*Exercise requirements*: Name every person mentioned by name in the text about the Thames garden bridge, listing each person once.

*Reading text*:
They said they had “no choice” but to abandon hope of building the visionary pedestrian crossing linking the South Bank and Temple because of a “lack of support for the project going forward from the Mayor”.
First proposed in 2013 after a suggestion from actor Joanna Lumley to then mayor Boris Johnson, the free bridge would have enabled millions of Londoners and tourists to enjoy stunning views across the Thames.
Its backers included “starchitects” Lord Rogers and Olympic designer Thomas Heatherwick, who was commissioned to draw up plans for the bridge.
They compared it to New York’s High Line Park, a world-class attraction that provides magical views across the city’s West Side.
Today’s announcement from the Garden Bridge Trust comes four months after Mr Khan effectively sounded the project’s death knell by refusing to underwrite the bridge’s anticipated £3 million annual running costs.
This meant that planning permission, awarded in 2014, could not be ratified. It also scared off new benefactors, the trust revealed today.
The Mayor’s decision was in spite of his long-standing support in principle for the bridge. Mr Khan had said in February: “Given previous expenditure, the taxpayer will be better off if the bridge is built.”
Mr Khan did not want public funding to exceed the £60 million already pledged in grants and loans by the Government and Transport for London.
But £70 million had already been raised in private donations and the trustees – who were asked by TfL in 2013 to take responsibility for delivering the bridge – were confident more backers could be found to plug the remaining £70 million funding gap.
It means that about £37 million of public funds already spent on preparatory work and in trying to overcome legal and planning hurdles will be lost.
The decision to wind-up the project was confirmed in a letter today from Mervyn Davies, chairman of the garden bridge trustees, to Mr Khan.
Lord Davies said: “It is with great regret that trustees have concluded that without mayoral support the project cannot be delivered.
“We are incredibly sad that we have not been able to make the dream of the garden bridge a reality and that the Mayor does not feel able to continue with the support he initially gave us.
“The Garden Bridge would have been a unique place; a beautiful new green space in the heart of London, free to use and open to all, showcasing the best of British talent and innovation.
“It is a sad day for London because it is sending out a message to the world that we can no longer deliver such exciting projects.”
Lord Davies also revealed in the letter that Mr Khan’s decision to repeat his in-principle backing for the bridge, only to withdraw it a year after being elected, meant that an extra £9 million of public funds were wasted.
He wrote: “The result is that about £9 million of public funds has been committed since the date of the mayoral election, and had you made last May the announcement you have made now, then most of that expenditure would have been avoided.”

*Data*:

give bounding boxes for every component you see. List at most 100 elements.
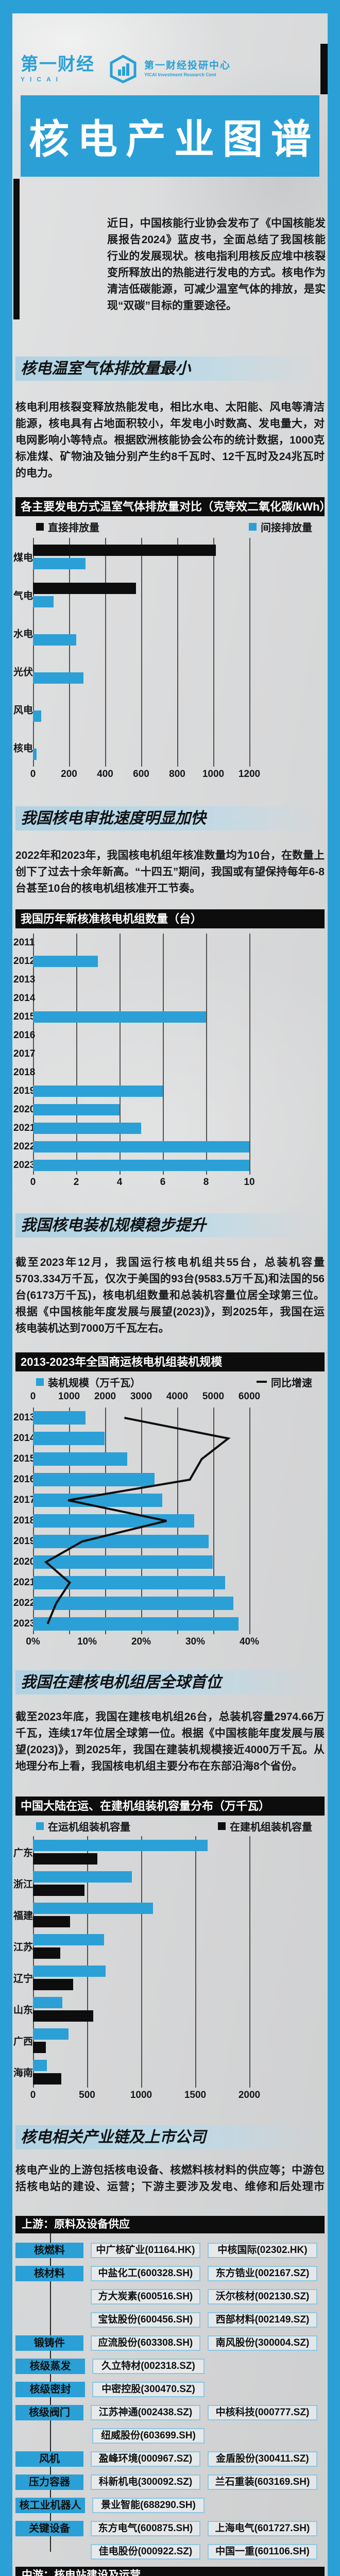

*Finished task*:
Joanna Lumley
Boris Johnson
Lord Rogers
Thomas Heatherwick
Mr Khan
Mervyn Davies (Lord Davies)